▸ THE REQUEST
Extract the entries in their exact form.

[Stored items]
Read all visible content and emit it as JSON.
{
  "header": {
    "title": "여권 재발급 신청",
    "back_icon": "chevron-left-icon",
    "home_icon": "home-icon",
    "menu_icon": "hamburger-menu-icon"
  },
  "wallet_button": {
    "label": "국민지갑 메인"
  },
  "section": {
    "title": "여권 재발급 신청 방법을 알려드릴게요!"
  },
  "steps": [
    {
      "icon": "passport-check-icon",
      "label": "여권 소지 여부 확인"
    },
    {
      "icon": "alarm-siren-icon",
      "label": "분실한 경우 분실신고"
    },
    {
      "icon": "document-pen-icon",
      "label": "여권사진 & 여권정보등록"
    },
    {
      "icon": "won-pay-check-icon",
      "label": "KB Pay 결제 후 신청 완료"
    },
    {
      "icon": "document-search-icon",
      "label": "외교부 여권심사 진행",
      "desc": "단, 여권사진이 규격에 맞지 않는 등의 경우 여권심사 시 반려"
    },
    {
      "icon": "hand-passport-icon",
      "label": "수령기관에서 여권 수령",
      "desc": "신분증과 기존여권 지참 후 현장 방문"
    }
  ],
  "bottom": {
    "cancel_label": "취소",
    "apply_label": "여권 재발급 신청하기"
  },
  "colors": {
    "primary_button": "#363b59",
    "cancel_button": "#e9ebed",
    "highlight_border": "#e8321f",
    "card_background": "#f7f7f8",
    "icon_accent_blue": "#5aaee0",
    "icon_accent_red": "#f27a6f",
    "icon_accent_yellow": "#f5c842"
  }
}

▸ THE RESULT
Read all visible content and emit it as JSON.
{
  "header": {
    "title": "여권 재발급 신청",
    "back_icon": "chevron-left-icon",
    "home_icon": "home-icon",
    "menu_icon": "hamburger-menu-icon"
  },
  "wallet_button": {
    "label": "국민지갑 메인"
  },
  "section": {
    "title": "여권 재발급 신청 방법을 알려드릴게요!"
  },
  "steps": [
    {
      "icon": "passport-check-icon",
      "label": "여권 소지 여부 확인"
    },
    {
      "icon": "alarm-siren-icon",
      "label": "분실한 경우 분실신고"
    },
    {
      "icon": "document-pen-icon",
      "label": "여권사진 & 여권정보등록"
    },
    {
      "icon": "won-pay-check-icon",
      "label": "KB Pay 결제 후 신청 완료"
    },
    {
      "icon": "document-search-icon",
      "label": "외교부 여권심사 진행",
      "desc": "단, 여권사진이 규격에 맞지 않는 등의 경우 여권심사 시 반려"
    },
    {
      "icon": "hand-passport-icon",
      "label": "수령기관에서 여권 수령",
      "desc": "신분증과 기존여권 지참 후 현장 방문"
    }
  ],
  "bottom": {
    "cancel_label": "취소",
    "apply_label": "여권 재발급 신청하기"
  },
  "colors": {
    "primary_button": "#363b59",
    "cancel_button": "#e9ebed",
    "highlight_border": "#e8321f",
    "card_background": "#f7f7f8",
    "icon_accent_blue": "#5aaee0",
    "icon_accent_red": "#f27a6f",
    "icon_accent_yellow": "#f5c842"
  }
}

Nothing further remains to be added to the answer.